● **Requirement**:
Output the entries below exactly as written, omitting pictures.

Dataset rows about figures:
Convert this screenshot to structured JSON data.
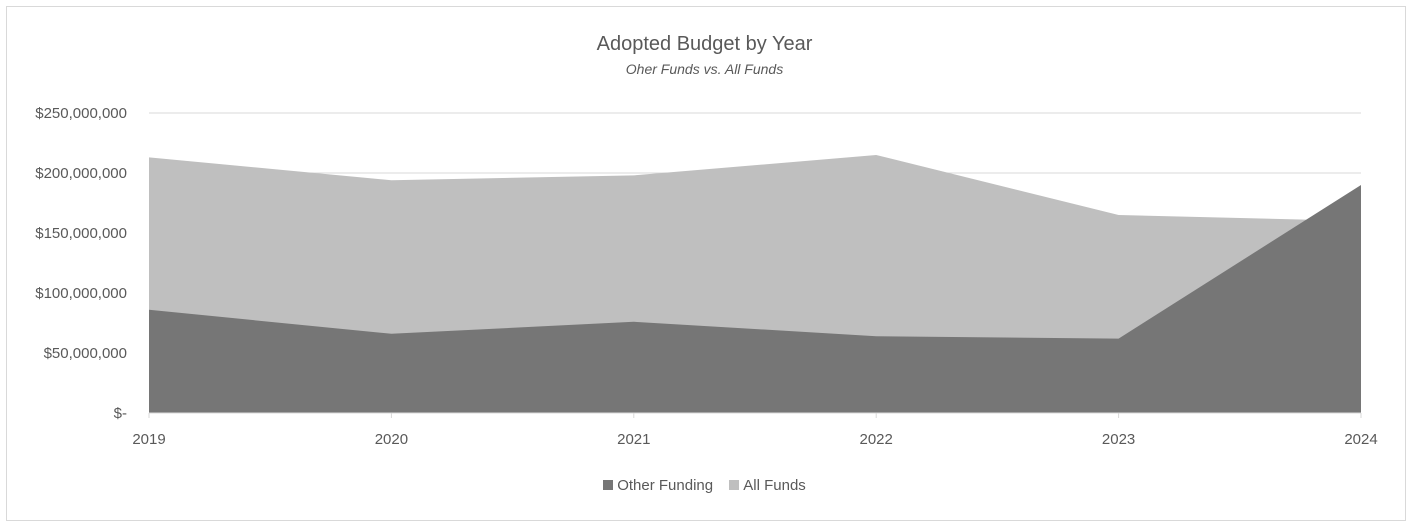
{
  "chart_data": {
    "type": "area",
    "title": "Adopted Budget by Year",
    "subtitle": "Oher Funds vs. All Funds",
    "categories": [
      "2019",
      "2020",
      "2021",
      "2022",
      "2023",
      "2024"
    ],
    "series": [
      {
        "name": "All Funds",
        "values": [
          213000000,
          194000000,
          198000000,
          215000000,
          165000000,
          160000000
        ],
        "color": "#bfbfbf"
      },
      {
        "name": "Other Funding",
        "values": [
          86000000,
          66000000,
          76000000,
          64000000,
          62000000,
          190000000
        ],
        "color": "#767676"
      }
    ],
    "ylim": [
      0,
      250000000
    ],
    "yticks": [
      {
        "value": 0,
        "label": "$-"
      },
      {
        "value": 50000000,
        "label": "$50,000,000"
      },
      {
        "value": 100000000,
        "label": "$100,000,000"
      },
      {
        "value": 150000000,
        "label": "$150,000,000"
      },
      {
        "value": 200000000,
        "label": "$200,000,000"
      },
      {
        "value": 250000000,
        "label": "$250,000,000"
      }
    ],
    "grid": true,
    "legend_position": "bottom",
    "legend": [
      {
        "label": "Other Funding",
        "color": "#767676"
      },
      {
        "label": "All Funds",
        "color": "#bfbfbf"
      }
    ]
  }
}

● **Answer to the problem**:
Convert this screenshot to structured JSON data.
{
  "chart_data": {
    "type": "area",
    "title": "Adopted Budget by Year",
    "subtitle": "Oher Funds vs. All Funds",
    "categories": [
      "2019",
      "2020",
      "2021",
      "2022",
      "2023",
      "2024"
    ],
    "series": [
      {
        "name": "All Funds",
        "values": [
          213000000,
          194000000,
          198000000,
          215000000,
          165000000,
          160000000
        ],
        "color": "#bfbfbf"
      },
      {
        "name": "Other Funding",
        "values": [
          86000000,
          66000000,
          76000000,
          64000000,
          62000000,
          190000000
        ],
        "color": "#767676"
      }
    ],
    "ylim": [
      0,
      250000000
    ],
    "yticks": [
      {
        "value": 0,
        "label": "$-"
      },
      {
        "value": 50000000,
        "label": "$50,000,000"
      },
      {
        "value": 100000000,
        "label": "$100,000,000"
      },
      {
        "value": 150000000,
        "label": "$150,000,000"
      },
      {
        "value": 200000000,
        "label": "$200,000,000"
      },
      {
        "value": 250000000,
        "label": "$250,000,000"
      }
    ],
    "grid": true,
    "legend_position": "bottom",
    "legend": [
      {
        "label": "Other Funding",
        "color": "#767676"
      },
      {
        "label": "All Funds",
        "color": "#bfbfbf"
      }
    ]
  }
}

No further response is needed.